■ SUPPLIED TEXT:
+-------+
# Dedication or Insanity?



## dragon-architect (Feb 12, 2010)

I'm an aspiring pilot (currently enrolled in the ground school part that's required before one can take the FAA written exam), and there is a question that I can't seem to answer...

I've never been to a furcon before (that's going to change come FWA this March) and I just got to wondering. Would it be dedication or insanity to include "Able to fly myself to furcons" to my long list of reasons that holding a private pilot license is better than flying Big Airlines?


----------



## Digitalpotato (Feb 12, 2010)

Dedication, definitely.


----------



## DakotaJaymes (Feb 12, 2010)

Sounds like dedication to me.

________
Yes I'm posting on my DSi, derp.


----------



## EdieFantabulous (Feb 13, 2010)

Dedication, I would do it, only I would drive, but I can not do that either XD


----------



## dragon-architect (Feb 13, 2010)
+-------+
■ INFORMATION GIVEN:
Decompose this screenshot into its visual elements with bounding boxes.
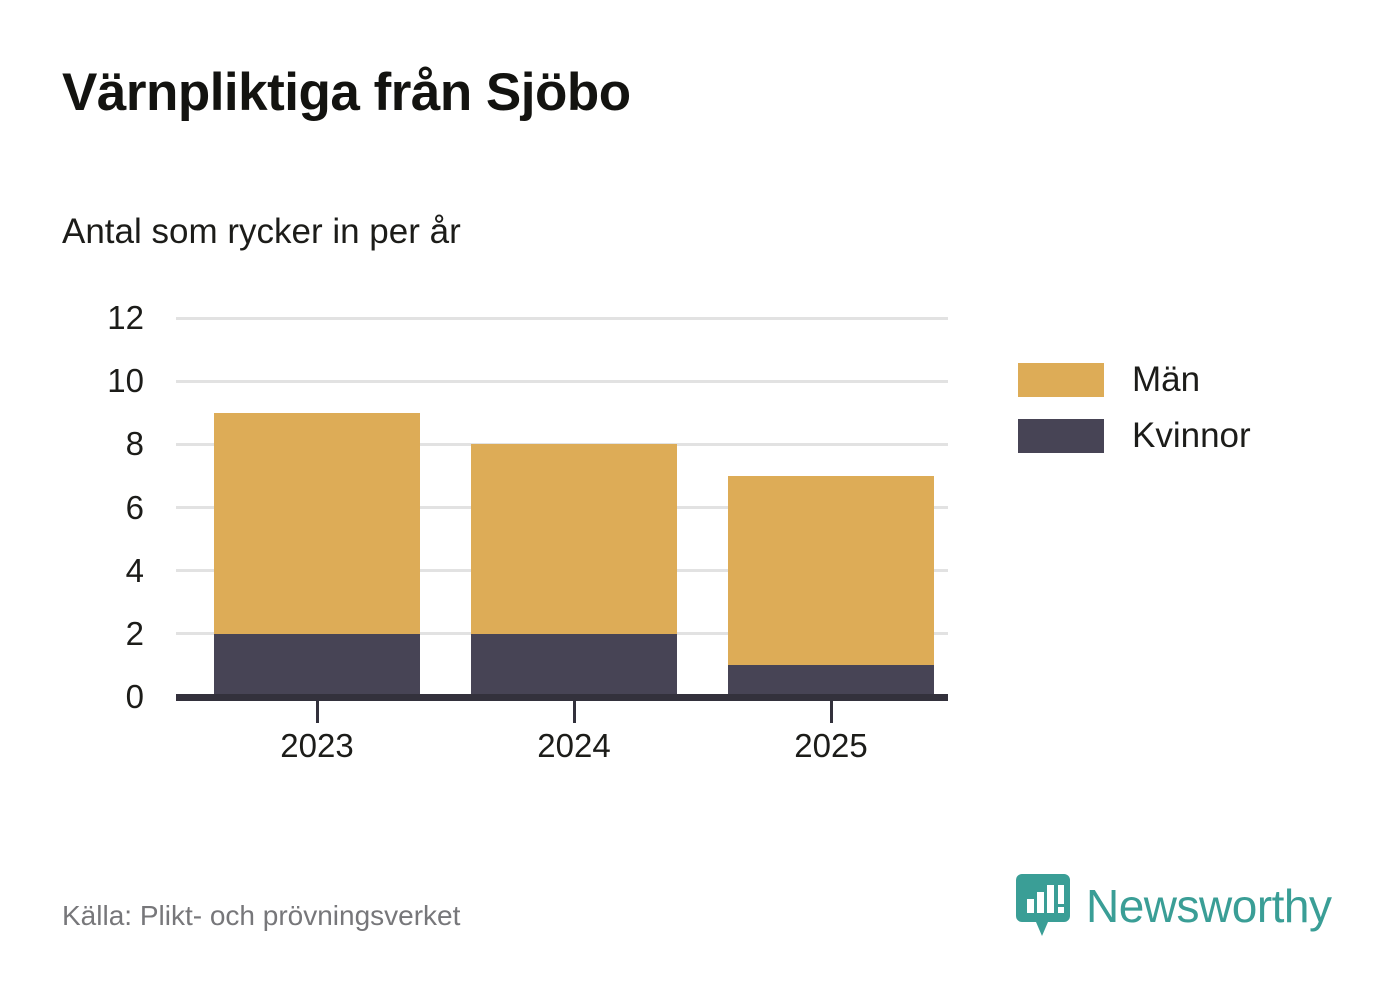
y-axis-tick-label: 8	[126, 425, 144, 463]
page-title: Värnpliktiga från Sjöbo	[62, 62, 631, 123]
y-axis-tick-label: 4	[126, 552, 144, 590]
bar-stack-2023[interactable]	[214, 318, 420, 697]
x-axis-label-2025: 2025	[794, 727, 867, 765]
bar-stack-2024[interactable]	[471, 318, 677, 697]
legend-label-man: Män	[1132, 360, 1200, 400]
x-axis-line	[176, 694, 948, 701]
legend-item-man[interactable]: Män	[1018, 352, 1251, 408]
brand-name: Newsworthy	[1086, 879, 1332, 933]
legend-swatch-kvinnor	[1018, 419, 1104, 453]
x-axis-tick	[830, 701, 833, 723]
chart-legend: Män Kvinnor	[1018, 352, 1251, 464]
bar-segment-kvinnor[interactable]	[214, 634, 420, 697]
source-note: Källa: Plikt- och prövningsverket	[62, 900, 460, 932]
plot-area: 024681012	[176, 318, 948, 697]
y-axis-tick-label: 10	[107, 362, 144, 400]
chart-subtitle: Antal som rycker in per år	[62, 212, 461, 252]
bar-stack-2025[interactable]	[728, 318, 934, 697]
x-axis-tick	[316, 701, 319, 723]
brand-logo: Newsworthy	[1014, 872, 1332, 940]
bar-segment-kvinnor[interactable]	[728, 665, 934, 697]
legend-label-kvinnor: Kvinnor	[1132, 416, 1251, 456]
newsworthy-speech-bubble-bars-icon	[1014, 872, 1072, 940]
bar-segment-man[interactable]	[471, 444, 677, 634]
legend-item-kvinnor[interactable]: Kvinnor	[1018, 408, 1251, 464]
y-axis-tick-label: 0	[126, 678, 144, 716]
x-axis-label-2023: 2023	[280, 727, 353, 765]
bar-segment-man[interactable]	[728, 476, 934, 666]
x-axis-label-2024: 2024	[537, 727, 610, 765]
y-axis-tick-label: 2	[126, 615, 144, 653]
x-axis-tick	[573, 701, 576, 723]
y-axis-tick-label: 6	[126, 489, 144, 527]
bar-segment-man[interactable]	[214, 413, 420, 634]
bar-segment-kvinnor[interactable]	[471, 634, 677, 697]
y-axis-tick-label: 12	[107, 299, 144, 337]
legend-swatch-man	[1018, 363, 1104, 397]
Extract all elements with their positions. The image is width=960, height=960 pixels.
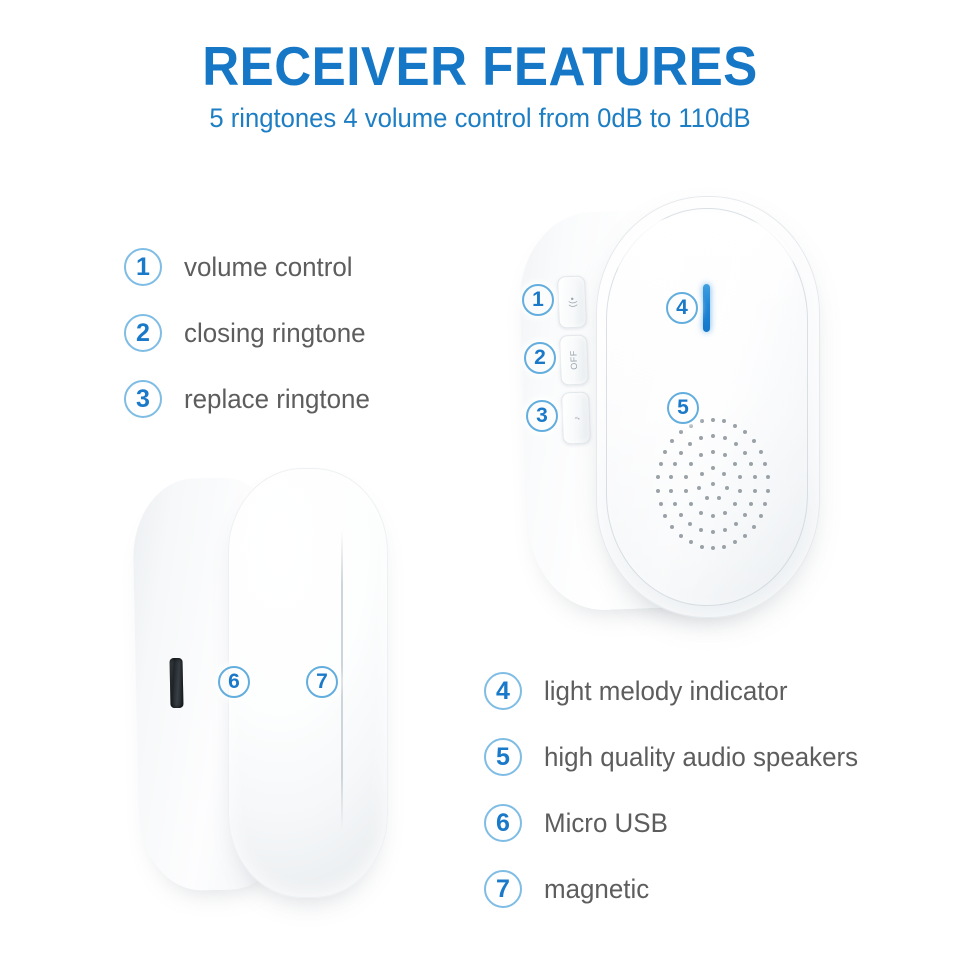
+-------+
■ LIST OF TASKS:
[a] Print everything in the forum thread from "# Dedication or" down to "seem to answer...".
[b] Summarize the forum thread in two sentences.
The records are separate material from the forum thread.

■ SET OF ANSWERS:
[a]
# Dedication or Insanity?



## dragon-architect (Feb 12, 2010)

I'm an aspiring pilot (currently enrolled in the ground school part that's required before one can take the FAA written exam), and there is a question that I can't seem to answer...

[b] dragon-architect, an aspiring pilot in ground school who has never been to a furcon, asks whether it would be dedication or insanity to list "Able to fly myself to furcons" among the reasons a private pilot license is better than flying Big Airlines. All three replies call it dedication, and one poster adds that they would drive instead but cannot do that either.